▶ [DATA RECORDS]:
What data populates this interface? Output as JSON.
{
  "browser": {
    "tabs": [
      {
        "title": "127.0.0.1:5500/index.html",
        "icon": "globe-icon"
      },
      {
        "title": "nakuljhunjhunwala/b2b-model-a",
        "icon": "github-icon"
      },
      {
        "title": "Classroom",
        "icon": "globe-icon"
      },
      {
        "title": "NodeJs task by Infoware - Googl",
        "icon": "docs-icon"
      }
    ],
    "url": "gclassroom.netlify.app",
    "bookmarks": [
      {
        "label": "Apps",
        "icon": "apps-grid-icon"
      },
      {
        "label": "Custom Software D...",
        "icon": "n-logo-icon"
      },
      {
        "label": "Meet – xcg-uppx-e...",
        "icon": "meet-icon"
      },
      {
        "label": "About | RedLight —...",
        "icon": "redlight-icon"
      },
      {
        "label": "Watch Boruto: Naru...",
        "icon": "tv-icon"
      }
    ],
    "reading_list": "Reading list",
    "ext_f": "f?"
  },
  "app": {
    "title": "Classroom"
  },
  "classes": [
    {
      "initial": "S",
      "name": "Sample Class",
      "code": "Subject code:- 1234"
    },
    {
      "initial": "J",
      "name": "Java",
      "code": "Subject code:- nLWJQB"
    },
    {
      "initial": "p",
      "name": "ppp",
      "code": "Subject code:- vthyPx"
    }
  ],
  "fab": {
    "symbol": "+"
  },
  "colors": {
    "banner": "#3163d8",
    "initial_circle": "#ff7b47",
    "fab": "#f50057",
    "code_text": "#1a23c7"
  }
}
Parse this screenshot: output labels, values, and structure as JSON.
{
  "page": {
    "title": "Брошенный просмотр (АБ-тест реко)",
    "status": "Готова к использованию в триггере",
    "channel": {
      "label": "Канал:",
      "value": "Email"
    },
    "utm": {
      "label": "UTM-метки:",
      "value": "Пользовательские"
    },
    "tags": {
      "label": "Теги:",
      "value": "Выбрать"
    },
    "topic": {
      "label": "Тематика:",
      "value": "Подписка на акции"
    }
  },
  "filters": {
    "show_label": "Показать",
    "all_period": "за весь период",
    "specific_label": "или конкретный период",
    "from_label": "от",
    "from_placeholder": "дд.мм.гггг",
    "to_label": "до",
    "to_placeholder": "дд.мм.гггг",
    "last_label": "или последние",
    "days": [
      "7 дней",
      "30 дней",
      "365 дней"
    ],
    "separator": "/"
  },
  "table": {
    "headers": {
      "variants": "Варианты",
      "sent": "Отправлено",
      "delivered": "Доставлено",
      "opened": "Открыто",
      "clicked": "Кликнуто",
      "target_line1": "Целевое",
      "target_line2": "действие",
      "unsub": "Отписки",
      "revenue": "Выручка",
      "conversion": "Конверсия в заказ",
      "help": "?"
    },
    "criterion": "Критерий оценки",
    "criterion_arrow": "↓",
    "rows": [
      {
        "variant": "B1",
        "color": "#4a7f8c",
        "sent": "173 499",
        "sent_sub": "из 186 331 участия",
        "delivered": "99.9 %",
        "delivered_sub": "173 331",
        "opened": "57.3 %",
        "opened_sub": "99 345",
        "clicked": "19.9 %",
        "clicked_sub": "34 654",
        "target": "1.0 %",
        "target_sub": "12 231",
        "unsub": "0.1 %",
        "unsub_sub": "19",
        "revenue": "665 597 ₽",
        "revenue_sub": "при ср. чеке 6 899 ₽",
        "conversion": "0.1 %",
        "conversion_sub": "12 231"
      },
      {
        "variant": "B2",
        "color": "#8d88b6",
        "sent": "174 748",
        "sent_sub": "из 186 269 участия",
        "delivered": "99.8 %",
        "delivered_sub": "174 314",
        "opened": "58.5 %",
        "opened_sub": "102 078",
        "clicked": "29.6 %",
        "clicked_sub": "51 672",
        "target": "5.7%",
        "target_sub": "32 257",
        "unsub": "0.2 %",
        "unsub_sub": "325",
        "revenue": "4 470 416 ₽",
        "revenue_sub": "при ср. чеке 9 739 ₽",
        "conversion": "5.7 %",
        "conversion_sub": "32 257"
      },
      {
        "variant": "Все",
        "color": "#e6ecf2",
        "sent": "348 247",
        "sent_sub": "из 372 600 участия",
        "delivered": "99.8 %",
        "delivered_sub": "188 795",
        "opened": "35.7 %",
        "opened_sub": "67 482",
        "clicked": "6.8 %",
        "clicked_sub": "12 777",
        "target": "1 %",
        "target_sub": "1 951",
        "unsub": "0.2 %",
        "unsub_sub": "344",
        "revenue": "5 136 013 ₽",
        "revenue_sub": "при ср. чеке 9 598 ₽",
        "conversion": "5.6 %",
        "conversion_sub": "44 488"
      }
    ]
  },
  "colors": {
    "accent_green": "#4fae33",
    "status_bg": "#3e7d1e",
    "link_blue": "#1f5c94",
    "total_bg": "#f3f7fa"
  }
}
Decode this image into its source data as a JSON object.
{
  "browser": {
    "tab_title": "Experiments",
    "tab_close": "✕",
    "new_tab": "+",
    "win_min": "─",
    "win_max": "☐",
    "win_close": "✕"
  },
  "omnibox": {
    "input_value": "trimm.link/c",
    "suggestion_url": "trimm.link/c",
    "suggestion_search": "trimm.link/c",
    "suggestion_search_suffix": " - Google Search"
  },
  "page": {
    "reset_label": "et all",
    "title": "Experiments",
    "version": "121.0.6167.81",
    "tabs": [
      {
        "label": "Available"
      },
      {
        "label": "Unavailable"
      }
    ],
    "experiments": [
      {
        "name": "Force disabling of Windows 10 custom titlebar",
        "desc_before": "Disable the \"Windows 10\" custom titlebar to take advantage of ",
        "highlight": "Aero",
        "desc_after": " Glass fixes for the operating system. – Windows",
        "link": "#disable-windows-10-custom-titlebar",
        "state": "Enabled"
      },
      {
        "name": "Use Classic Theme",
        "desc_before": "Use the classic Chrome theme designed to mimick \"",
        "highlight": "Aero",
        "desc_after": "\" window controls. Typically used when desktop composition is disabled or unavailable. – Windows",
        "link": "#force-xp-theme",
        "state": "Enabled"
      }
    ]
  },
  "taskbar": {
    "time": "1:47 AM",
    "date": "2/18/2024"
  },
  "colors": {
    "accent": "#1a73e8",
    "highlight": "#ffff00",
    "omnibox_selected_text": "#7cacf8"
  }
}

▶ [DESCRIPTION OF THE TASK]: Copy all of the data exactly.

▶ [COMPLETE ANSWER]:
What data populates this interface? Output as JSON.
{
  "browser": {
    "tabs": [
      {
        "title": "127.0.0.1:5500/index.html",
        "icon": "globe-icon"
      },
      {
        "title": "nakuljhunjhunwala/b2b-model-a",
        "icon": "github-icon"
      },
      {
        "title": "Classroom",
        "icon": "globe-icon"
      },
      {
        "title": "NodeJs task by Infoware - Googl",
        "icon": "docs-icon"
      }
    ],
    "url": "gclassroom.netlify.app",
    "bookmarks": [
      {
        "label": "Apps",
        "icon": "apps-grid-icon"
      },
      {
        "label": "Custom Software D...",
        "icon": "n-logo-icon"
      },
      {
        "label": "Meet – xcg-uppx-e...",
        "icon": "meet-icon"
      },
      {
        "label": "About | RedLight —...",
        "icon": "redlight-icon"
      },
      {
        "label": "Watch Boruto: Naru...",
        "icon": "tv-icon"
      }
    ],
    "reading_list": "Reading list",
    "ext_f": "f?"
  },
  "app": {
    "title": "Classroom"
  },
  "classes": [
    {
      "initial": "S",
      "name": "Sample Class",
      "code": "Subject code:- 1234"
    },
    {
      "initial": "J",
      "name": "Java",
      "code": "Subject code:- nLWJQB"
    },
    {
      "initial": "p",
      "name": "ppp",
      "code": "Subject code:- vthyPx"
    }
  ],
  "fab": {
    "symbol": "+"
  },
  "colors": {
    "banner": "#3163d8",
    "initial_circle": "#ff7b47",
    "fab": "#f50057",
    "code_text": "#1a23c7"
  }
}
Parse this screenshot: output labels, values, and structure as JSON.
{
  "page": {
    "title": "Брошенный просмотр (АБ-тест реко)",
    "status": "Готова к использованию в триггере",
    "channel": {
      "label": "Канал:",
      "value": "Email"
    },
    "utm": {
      "label": "UTM-метки:",
      "value": "Пользовательские"
    },
    "tags": {
      "label": "Теги:",
      "value": "Выбрать"
    },
    "topic": {
      "label": "Тематика:",
      "value": "Подписка на акции"
    }
  },
  "filters": {
    "show_label": "Показать",
    "all_period": "за весь период",
    "specific_label": "или конкретный период",
    "from_label": "от",
    "from_placeholder": "дд.мм.гггг",
    "to_label": "до",
    "to_placeholder": "дд.мм.гггг",
    "last_label": "или последние",
    "days": [
      "7 дней",
      "30 дней",
      "365 дней"
    ],
    "separator": "/"
  },
  "table": {
    "headers": {
      "variants": "Варианты",
      "sent": "Отправлено",
      "delivered": "Доставлено",
      "opened": "Открыто",
      "clicked": "Кликнуто",
      "target_line1": "Целевое",
      "target_line2": "действие",
      "unsub": "Отписки",
      "revenue": "Выручка",
      "conversion": "Конверсия в заказ",
      "help": "?"
    },
    "criterion": "Критерий оценки",
    "criterion_arrow": "↓",
    "rows": [
      {
        "variant": "B1",
        "color": "#4a7f8c",
        "sent": "173 499",
        "sent_sub": "из 186 331 участия",
        "delivered": "99.9 %",
        "delivered_sub": "173 331",
        "opened": "57.3 %",
        "opened_sub": "99 345",
        "clicked": "19.9 %",
        "clicked_sub": "34 654",
        "target": "1.0 %",
        "target_sub": "12 231",
        "unsub": "0.1 %",
        "unsub_sub": "19",
        "revenue": "665 597 ₽",
        "revenue_sub": "при ср. чеке 6 899 ₽",
        "conversion": "0.1 %",
        "conversion_sub": "12 231"
      },
      {
        "variant": "B2",
        "color": "#8d88b6",
        "sent": "174 748",
        "sent_sub": "из 186 269 участия",
        "delivered": "99.8 %",
        "delivered_sub": "174 314",
        "opened": "58.5 %",
        "opened_sub": "102 078",
        "clicked": "29.6 %",
        "clicked_sub": "51 672",
        "target": "5.7%",
        "target_sub": "32 257",
        "unsub": "0.2 %",
        "unsub_sub": "325",
        "revenue": "4 470 416 ₽",
        "revenue_sub": "при ср. чеке 9 739 ₽",
        "conversion": "5.7 %",
        "conversion_sub": "32 257"
      },
      {
        "variant": "Все",
        "color": "#e6ecf2",
        "sent": "348 247",
        "sent_sub": "из 372 600 участия",
        "delivered": "99.8 %",
        "delivered_sub": "188 795",
        "opened": "35.7 %",
        "opened_sub": "67 482",
        "clicked": "6.8 %",
        "clicked_sub": "12 777",
        "target": "1 %",
        "target_sub": "1 951",
        "unsub": "0.2 %",
        "unsub_sub": "344",
        "revenue": "5 136 013 ₽",
        "revenue_sub": "при ср. чеке 9 598 ₽",
        "conversion": "5.6 %",
        "conversion_sub": "44 488"
      }
    ]
  },
  "colors": {
    "accent_green": "#4fae33",
    "status_bg": "#3e7d1e",
    "link_blue": "#1f5c94",
    "total_bg": "#f3f7fa"
  }
}
Decode this image into its source data as a JSON object.
{
  "browser": {
    "tab_title": "Experiments",
    "tab_close": "✕",
    "new_tab": "+",
    "win_min": "─",
    "win_max": "☐",
    "win_close": "✕"
  },
  "omnibox": {
    "input_value": "trimm.link/c",
    "suggestion_url": "trimm.link/c",
    "suggestion_search": "trimm.link/c",
    "suggestion_search_suffix": " - Google Search"
  },
  "page": {
    "reset_label": "et all",
    "title": "Experiments",
    "version": "121.0.6167.81",
    "tabs": [
      {
        "label": "Available"
      },
      {
        "label": "Unavailable"
      }
    ],
    "experiments": [
      {
        "name": "Force disabling of Windows 10 custom titlebar",
        "desc_before": "Disable the \"Windows 10\" custom titlebar to take advantage of ",
        "highlight": "Aero",
        "desc_after": " Glass fixes for the operating system. – Windows",
        "link": "#disable-windows-10-custom-titlebar",
        "state": "Enabled"
      },
      {
        "name": "Use Classic Theme",
        "desc_before": "Use the classic Chrome theme designed to mimick \"",
        "highlight": "Aero",
        "desc_after": "\" window controls. Typically used when desktop composition is disabled or unavailable. – Windows",
        "link": "#force-xp-theme",
        "state": "Enabled"
      }
    ]
  },
  "taskbar": {
    "time": "1:47 AM",
    "date": "2/18/2024"
  },
  "colors": {
    "accent": "#1a73e8",
    "highlight": "#ffff00",
    "omnibox_selected_text": "#7cacf8"
  }
}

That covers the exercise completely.